» **Brief**
Pick out all lines in the listing holding the string "text" and copy them.
>> begin Input
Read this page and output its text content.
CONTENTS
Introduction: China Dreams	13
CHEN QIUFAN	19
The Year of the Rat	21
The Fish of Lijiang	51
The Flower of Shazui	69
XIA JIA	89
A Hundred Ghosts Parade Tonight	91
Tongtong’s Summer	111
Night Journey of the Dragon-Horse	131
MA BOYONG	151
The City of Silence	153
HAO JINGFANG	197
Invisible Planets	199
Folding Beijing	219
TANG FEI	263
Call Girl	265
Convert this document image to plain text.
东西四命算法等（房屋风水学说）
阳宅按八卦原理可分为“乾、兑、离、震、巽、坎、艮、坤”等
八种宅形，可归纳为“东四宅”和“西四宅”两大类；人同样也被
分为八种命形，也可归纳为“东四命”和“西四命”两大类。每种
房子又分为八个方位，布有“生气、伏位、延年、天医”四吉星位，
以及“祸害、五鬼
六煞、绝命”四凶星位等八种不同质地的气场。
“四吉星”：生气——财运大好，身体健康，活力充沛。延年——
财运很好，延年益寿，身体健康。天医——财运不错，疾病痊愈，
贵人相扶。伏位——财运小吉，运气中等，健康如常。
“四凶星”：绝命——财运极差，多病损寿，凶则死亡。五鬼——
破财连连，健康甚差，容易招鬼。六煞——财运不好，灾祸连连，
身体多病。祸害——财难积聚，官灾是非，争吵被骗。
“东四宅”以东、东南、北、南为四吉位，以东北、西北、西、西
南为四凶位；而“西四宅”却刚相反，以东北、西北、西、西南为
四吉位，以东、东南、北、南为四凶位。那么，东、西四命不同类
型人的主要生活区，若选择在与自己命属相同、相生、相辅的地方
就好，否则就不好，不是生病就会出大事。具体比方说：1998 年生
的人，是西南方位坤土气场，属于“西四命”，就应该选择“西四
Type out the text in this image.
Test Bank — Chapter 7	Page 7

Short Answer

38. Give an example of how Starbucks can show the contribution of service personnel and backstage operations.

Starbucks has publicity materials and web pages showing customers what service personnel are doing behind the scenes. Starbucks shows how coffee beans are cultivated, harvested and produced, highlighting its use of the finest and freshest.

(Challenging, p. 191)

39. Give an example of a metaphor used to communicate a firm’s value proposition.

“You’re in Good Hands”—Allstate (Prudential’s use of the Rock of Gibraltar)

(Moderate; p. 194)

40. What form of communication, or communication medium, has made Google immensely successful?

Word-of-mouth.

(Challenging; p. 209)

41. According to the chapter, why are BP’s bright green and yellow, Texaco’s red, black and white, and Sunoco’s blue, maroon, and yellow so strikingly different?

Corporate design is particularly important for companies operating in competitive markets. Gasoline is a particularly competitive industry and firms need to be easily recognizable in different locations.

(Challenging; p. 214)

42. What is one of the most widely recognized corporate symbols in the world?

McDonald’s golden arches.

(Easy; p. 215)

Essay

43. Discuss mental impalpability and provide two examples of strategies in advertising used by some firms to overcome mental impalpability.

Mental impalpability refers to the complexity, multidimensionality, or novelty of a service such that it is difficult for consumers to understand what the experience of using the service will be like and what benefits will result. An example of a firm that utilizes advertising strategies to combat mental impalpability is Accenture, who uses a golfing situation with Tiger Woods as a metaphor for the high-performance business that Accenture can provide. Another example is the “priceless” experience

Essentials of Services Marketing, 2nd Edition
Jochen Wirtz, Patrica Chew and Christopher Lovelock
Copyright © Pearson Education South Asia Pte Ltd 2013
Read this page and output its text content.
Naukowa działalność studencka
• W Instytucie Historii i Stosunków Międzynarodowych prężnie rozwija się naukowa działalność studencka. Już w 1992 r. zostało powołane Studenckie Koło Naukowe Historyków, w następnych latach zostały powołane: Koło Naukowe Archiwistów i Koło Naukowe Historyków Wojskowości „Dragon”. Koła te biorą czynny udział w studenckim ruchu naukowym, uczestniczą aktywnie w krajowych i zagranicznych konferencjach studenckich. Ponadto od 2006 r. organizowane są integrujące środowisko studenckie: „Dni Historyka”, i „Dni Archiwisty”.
>> end Input
» **Answer to the exercise**
Read this page and output its text content.
Convert this document image to plain text.
Type out the text in this image.
Read this page and output its text content.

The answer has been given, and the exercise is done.